▸ Given entries:
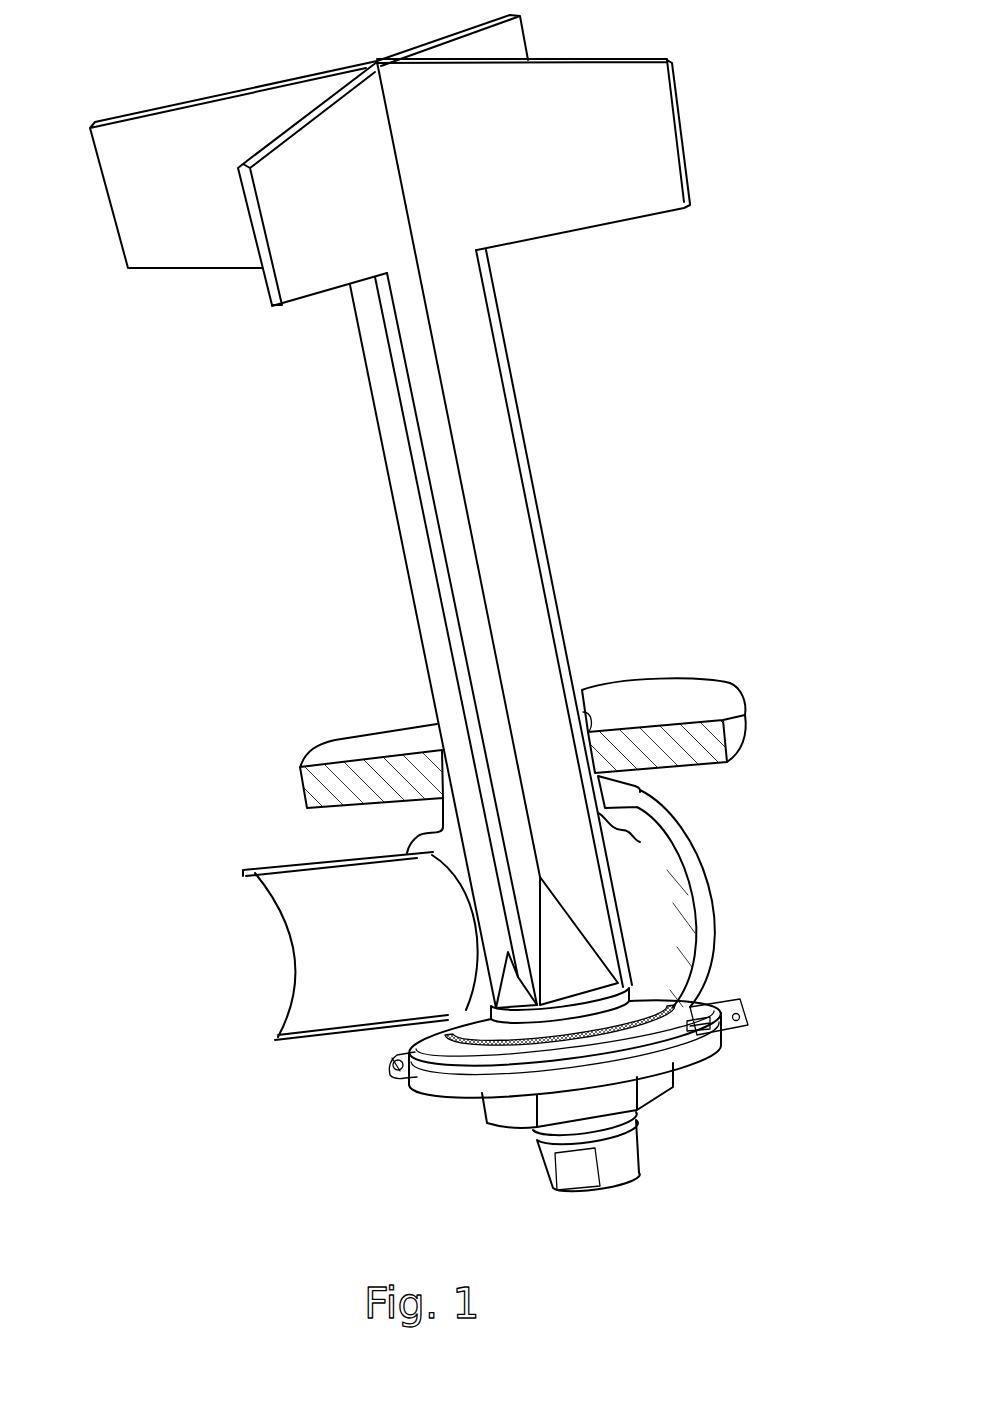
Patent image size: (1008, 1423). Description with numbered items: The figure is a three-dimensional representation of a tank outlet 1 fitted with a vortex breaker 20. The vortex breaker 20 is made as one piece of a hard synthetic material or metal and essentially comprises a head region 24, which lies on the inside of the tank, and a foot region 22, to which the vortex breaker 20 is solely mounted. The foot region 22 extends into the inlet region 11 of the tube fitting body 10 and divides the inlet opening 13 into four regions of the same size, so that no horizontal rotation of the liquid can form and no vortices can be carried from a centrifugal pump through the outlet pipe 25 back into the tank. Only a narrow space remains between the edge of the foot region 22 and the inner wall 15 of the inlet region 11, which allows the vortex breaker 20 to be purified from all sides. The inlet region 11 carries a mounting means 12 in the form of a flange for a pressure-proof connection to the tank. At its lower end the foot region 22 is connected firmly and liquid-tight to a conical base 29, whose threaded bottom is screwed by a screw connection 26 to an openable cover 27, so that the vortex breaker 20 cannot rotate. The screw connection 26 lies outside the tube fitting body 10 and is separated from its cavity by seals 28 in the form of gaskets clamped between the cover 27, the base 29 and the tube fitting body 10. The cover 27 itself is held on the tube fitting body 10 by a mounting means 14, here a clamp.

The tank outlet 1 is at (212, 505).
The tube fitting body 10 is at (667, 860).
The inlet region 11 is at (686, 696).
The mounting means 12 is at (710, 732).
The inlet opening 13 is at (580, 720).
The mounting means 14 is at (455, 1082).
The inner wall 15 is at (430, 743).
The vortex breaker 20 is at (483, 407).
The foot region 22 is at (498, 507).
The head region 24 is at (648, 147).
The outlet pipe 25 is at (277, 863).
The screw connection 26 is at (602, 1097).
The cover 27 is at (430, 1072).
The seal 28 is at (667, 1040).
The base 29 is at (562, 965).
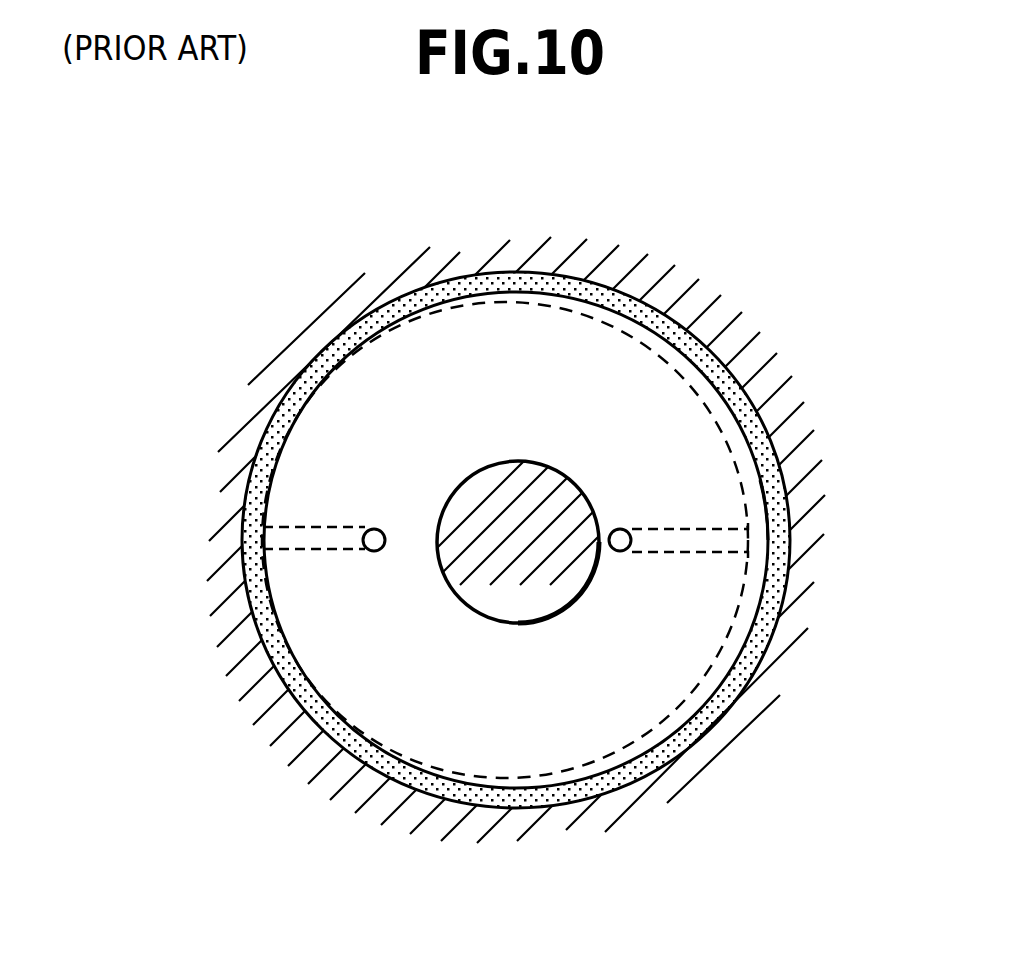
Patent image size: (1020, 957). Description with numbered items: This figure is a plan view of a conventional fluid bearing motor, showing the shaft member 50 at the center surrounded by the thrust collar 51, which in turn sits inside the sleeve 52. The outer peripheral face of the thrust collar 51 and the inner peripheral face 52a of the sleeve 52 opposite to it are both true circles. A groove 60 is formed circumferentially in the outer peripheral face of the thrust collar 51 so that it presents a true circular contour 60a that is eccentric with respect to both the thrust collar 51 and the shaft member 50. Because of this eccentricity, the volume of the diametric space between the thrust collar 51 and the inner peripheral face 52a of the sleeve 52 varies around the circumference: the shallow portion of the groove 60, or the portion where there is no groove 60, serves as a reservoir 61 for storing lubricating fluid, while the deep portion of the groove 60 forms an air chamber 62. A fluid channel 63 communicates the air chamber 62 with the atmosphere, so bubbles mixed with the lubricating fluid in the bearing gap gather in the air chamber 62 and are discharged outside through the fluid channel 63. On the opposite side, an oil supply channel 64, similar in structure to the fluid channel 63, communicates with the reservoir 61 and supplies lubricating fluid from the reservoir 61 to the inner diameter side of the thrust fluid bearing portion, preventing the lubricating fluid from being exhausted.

▸ Exercise requirements: Substitute "drawing" for every occurrence of "figure" throughout the records above and write them out again with nothing else altered. Omit the pictures.

▸ Reply:
Patent image size: (1008, 1423). Description with numbered items: The drawing is a three-dimensional representation of a tank outlet 1 fitted with a vortex breaker 20. The vortex breaker 20 is made as one piece of a hard synthetic material or metal and essentially comprises a head region 24, which lies on the inside of the tank, and a foot region 22, to which the vortex breaker 20 is solely mounted. The foot region 22 extends into the inlet region 11 of the tube fitting body 10 and divides the inlet opening 13 into four regions of the same size, so that no horizontal rotation of the liquid can form and no vortices can be carried from a centrifugal pump through the outlet pipe 25 back into the tank. Only a narrow space remains between the edge of the foot region 22 and the inner wall 15 of the inlet region 11, which allows the vortex breaker 20 to be purified from all sides. The inlet region 11 carries a mounting means 12 in the form of a flange for a pressure-proof connection to the tank. At its lower end the foot region 22 is connected firmly and liquid-tight to a conical base 29, whose threaded bottom is screwed by a screw connection 26 to an openable cover 27, so that the vortex breaker 20 cannot rotate. The screw connection 26 lies outside the tube fitting body 10 and is separated from its cavity by seals 28 in the form of gaskets clamped between the cover 27, the base 29 and the tube fitting body 10. The cover 27 itself is held on the tube fitting body 10 by a mounting means 14, here a clamp.

The tank outlet 1 is at (212, 505).
The tube fitting body 10 is at (667, 860).
The inlet region 11 is at (686, 696).
The mounting means 12 is at (710, 732).
The inlet opening 13 is at (580, 720).
The mounting means 14 is at (455, 1082).
The inner wall 15 is at (430, 743).
The vortex breaker 20 is at (483, 407).
The foot region 22 is at (498, 507).
The head region 24 is at (648, 147).
The outlet pipe 25 is at (277, 863).
The screw connection 26 is at (602, 1097).
The cover 27 is at (430, 1072).
The seal 28 is at (667, 1040).
The base 29 is at (562, 965).
Patent image size: (1020, 957). Description with numbered items: This drawing is a plan view of a conventional fluid bearing motor, showing the shaft member 50 at the center surrounded by the thrust collar 51, which in turn sits inside the sleeve 52. The outer peripheral face of the thrust collar 51 and the inner peripheral face 52a of the sleeve 52 opposite to it are both true circles. A groove 60 is formed circumferentially in the outer peripheral face of the thrust collar 51 so that it presents a true circular contour 60a that is eccentric with respect to both the thrust collar 51 and the shaft member 50. Because of this eccentricity, the volume of the diametric space between the thrust collar 51 and the inner peripheral face 52a of the sleeve 52 varies around the circumference: the shallow portion of the groove 60, or the portion where there is no groove 60, serves as a reservoir 61 for storing lubricating fluid, while the deep portion of the groove 60 forms an air chamber 62. A fluid channel 63 communicates the air chamber 62 with the atmosphere, so bubbles mixed with the lubricating fluid in the bearing gap gather in the air chamber 62 and are discharged outside through the fluid channel 63. On the opposite side, an oil supply channel 64, similar in structure to the fluid channel 63, communicates with the reservoir 61 and supplies lubricating fluid from the reservoir 61 to the inner diameter side of the thrust fluid bearing portion, preventing the lubricating fluid from being exhausted.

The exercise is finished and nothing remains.